[Begin]

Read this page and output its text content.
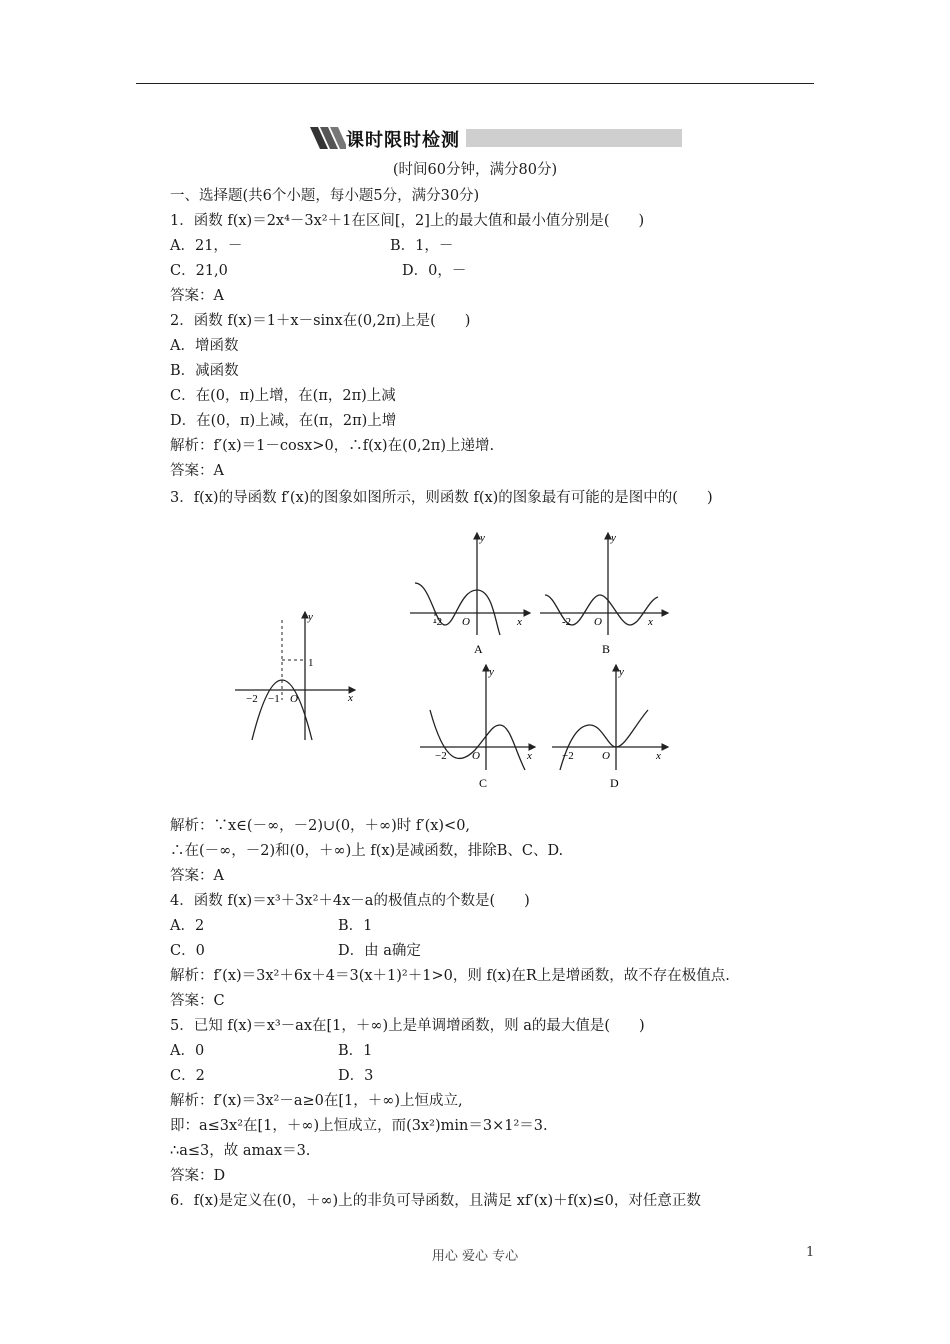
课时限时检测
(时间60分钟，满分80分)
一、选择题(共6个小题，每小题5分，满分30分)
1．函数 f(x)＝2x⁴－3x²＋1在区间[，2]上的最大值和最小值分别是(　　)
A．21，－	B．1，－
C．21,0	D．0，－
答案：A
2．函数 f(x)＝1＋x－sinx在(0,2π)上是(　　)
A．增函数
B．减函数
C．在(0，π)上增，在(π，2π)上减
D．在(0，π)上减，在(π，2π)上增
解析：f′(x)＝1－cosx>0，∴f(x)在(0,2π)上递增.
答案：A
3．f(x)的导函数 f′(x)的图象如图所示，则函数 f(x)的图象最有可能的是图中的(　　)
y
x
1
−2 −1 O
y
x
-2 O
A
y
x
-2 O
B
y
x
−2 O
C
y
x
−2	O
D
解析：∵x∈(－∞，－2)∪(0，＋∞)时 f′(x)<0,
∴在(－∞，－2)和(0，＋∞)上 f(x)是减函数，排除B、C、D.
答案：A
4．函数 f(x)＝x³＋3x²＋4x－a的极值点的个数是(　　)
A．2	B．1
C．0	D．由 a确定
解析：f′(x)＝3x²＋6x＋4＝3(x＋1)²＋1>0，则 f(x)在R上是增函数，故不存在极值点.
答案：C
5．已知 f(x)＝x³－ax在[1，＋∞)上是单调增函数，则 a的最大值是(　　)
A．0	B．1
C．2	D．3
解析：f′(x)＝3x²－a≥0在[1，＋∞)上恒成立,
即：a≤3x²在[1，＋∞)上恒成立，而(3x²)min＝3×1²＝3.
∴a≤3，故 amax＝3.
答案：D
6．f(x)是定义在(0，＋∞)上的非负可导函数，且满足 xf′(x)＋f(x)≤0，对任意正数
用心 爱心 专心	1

[End]
[Begin]

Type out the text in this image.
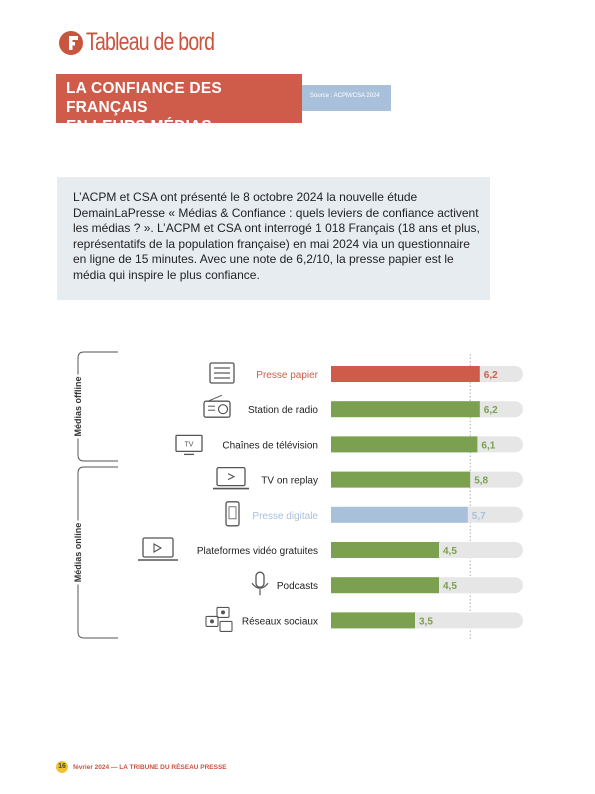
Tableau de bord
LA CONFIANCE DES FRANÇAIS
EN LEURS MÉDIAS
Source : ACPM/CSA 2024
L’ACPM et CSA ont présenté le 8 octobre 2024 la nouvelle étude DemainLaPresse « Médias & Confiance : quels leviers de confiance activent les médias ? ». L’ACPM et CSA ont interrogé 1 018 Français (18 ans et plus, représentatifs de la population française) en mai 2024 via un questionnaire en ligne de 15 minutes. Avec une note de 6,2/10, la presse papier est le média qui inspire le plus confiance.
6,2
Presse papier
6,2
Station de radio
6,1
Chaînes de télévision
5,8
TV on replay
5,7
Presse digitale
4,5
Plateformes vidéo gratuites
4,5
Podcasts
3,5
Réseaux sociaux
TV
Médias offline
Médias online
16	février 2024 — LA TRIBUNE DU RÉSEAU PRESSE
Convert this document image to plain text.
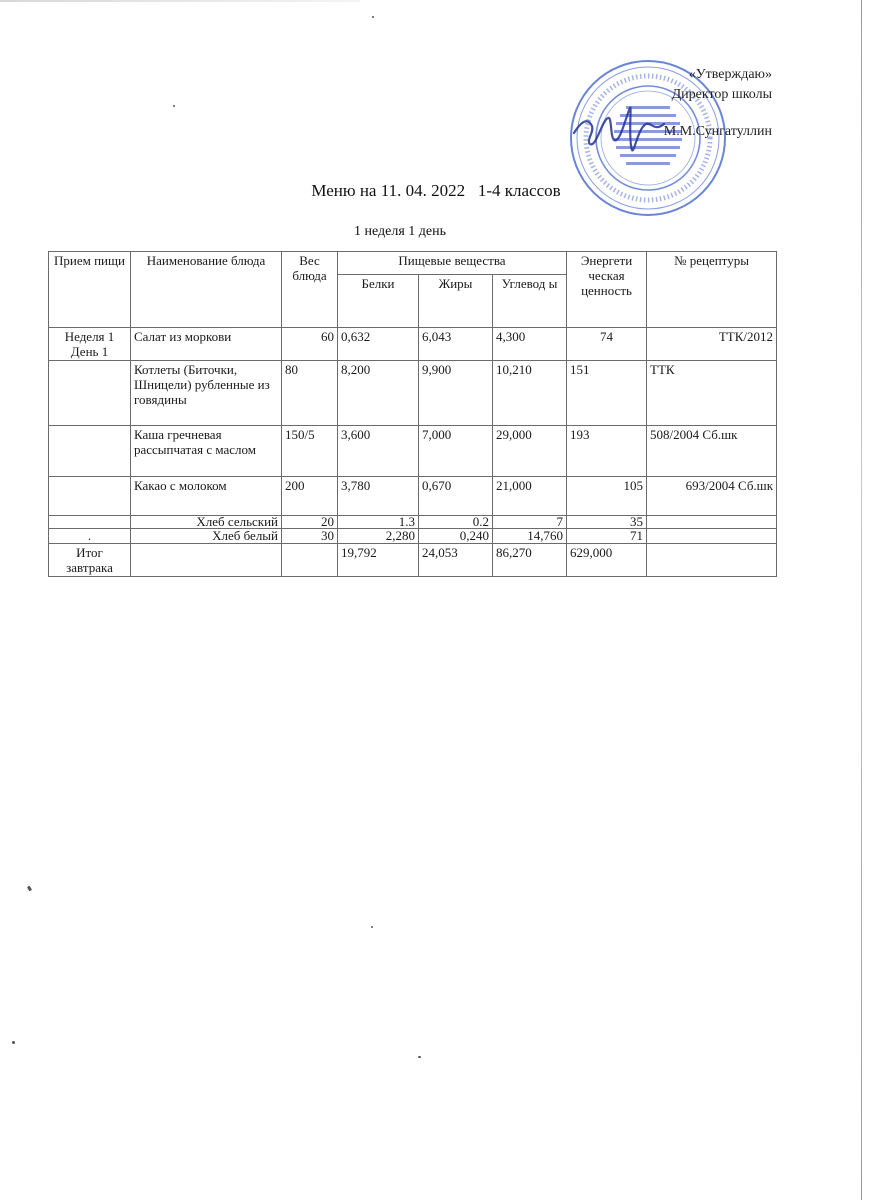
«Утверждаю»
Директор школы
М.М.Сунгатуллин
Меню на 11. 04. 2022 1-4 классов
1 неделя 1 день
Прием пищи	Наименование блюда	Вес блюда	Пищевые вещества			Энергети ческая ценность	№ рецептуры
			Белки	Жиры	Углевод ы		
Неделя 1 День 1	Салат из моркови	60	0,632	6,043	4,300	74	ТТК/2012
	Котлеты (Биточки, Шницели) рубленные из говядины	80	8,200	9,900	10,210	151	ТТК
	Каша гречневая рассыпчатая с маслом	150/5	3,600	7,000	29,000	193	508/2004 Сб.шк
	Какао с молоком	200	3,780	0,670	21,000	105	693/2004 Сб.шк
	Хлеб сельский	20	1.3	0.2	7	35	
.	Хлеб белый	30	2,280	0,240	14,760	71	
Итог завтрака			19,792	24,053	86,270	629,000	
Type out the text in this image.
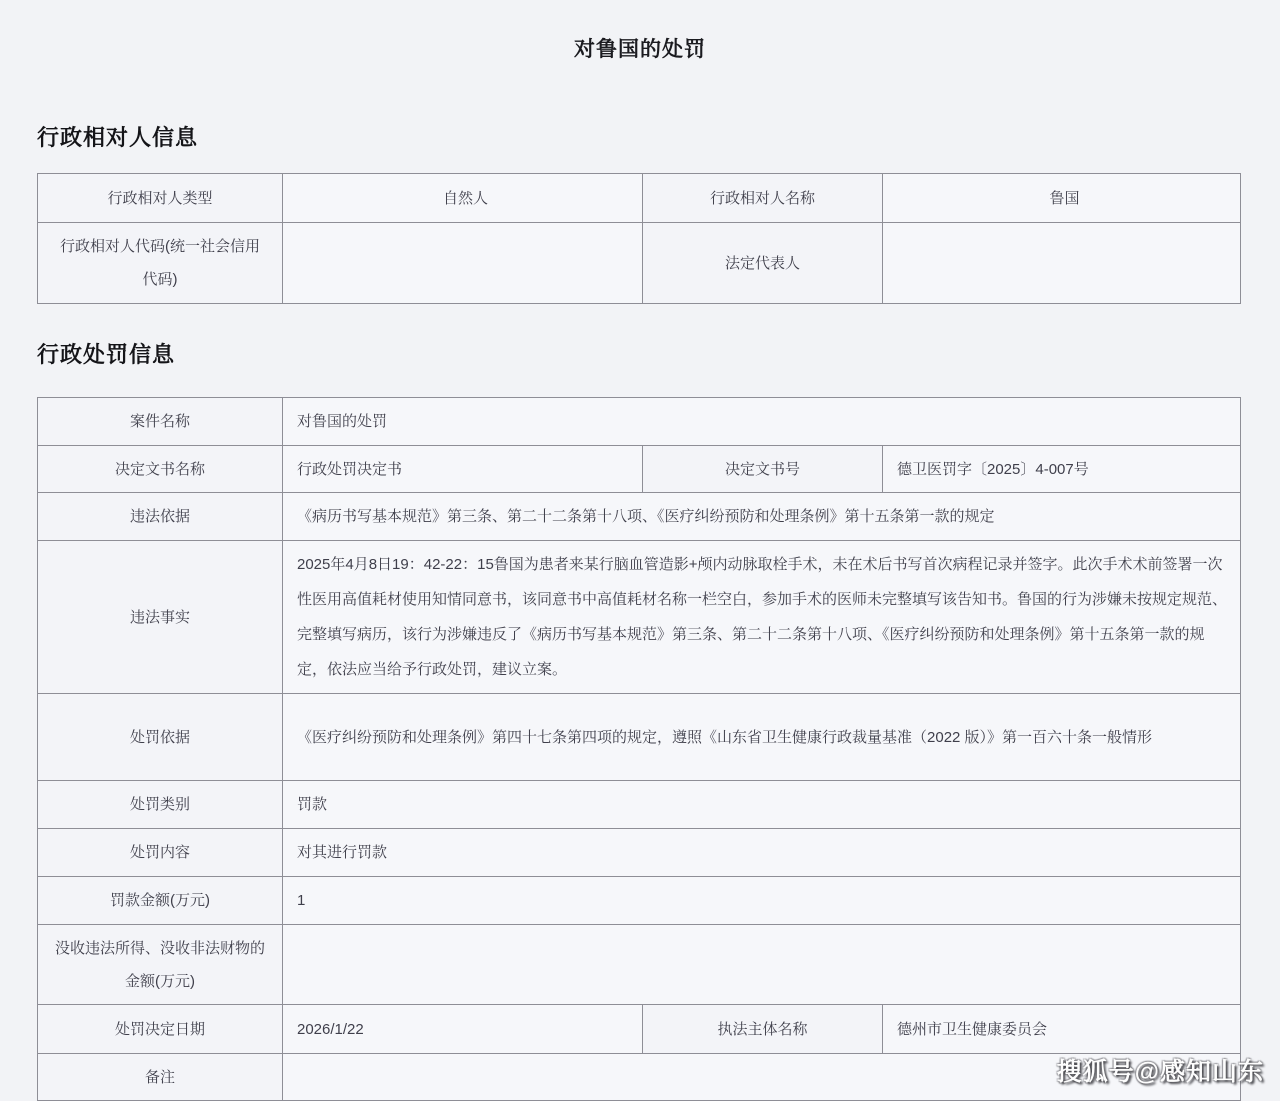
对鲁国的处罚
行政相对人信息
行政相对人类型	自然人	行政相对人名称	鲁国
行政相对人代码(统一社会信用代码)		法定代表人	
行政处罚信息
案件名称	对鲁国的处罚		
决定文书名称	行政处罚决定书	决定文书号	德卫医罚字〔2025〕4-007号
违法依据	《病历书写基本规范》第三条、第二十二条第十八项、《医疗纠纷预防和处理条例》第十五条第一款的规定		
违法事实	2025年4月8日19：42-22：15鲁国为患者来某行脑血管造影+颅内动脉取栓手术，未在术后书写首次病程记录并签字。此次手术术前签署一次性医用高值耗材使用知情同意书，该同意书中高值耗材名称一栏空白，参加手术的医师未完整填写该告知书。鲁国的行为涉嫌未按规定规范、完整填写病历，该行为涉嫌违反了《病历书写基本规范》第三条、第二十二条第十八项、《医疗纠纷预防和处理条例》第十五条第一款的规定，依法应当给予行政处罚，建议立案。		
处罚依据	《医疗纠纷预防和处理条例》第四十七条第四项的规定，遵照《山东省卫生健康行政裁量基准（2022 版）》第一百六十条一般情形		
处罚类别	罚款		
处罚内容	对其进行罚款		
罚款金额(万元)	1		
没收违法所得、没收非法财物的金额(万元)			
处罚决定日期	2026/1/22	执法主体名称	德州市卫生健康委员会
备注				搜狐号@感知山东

[End]

(EXERCISE REQUIREMENTS):
Above are the records; copy every line in them that holds the word "病历书写基本规范".

(REPLY):
违法依据	《病历书写基本规范》第三条、第二十二条第十八项、《医疗纠纷预防和处理条例》第十五条第一款的规定		
违法事实	2025年4月8日19：42-22：15鲁国为患者来某行脑血管造影+颅内动脉取栓手术，未在术后书写首次病程记录并签字。此次手术术前签署一次性医用高值耗材使用知情同意书，该同意书中高值耗材名称一栏空白，参加手术的医师未完整填写该告知书。鲁国的行为涉嫌未按规定规范、完整填写病历，该行为涉嫌违反了《病历书写基本规范》第三条、第二十二条第十八项、《医疗纠纷预防和处理条例》第十五条第一款的规定，依法应当给予行政处罚，建议立案。		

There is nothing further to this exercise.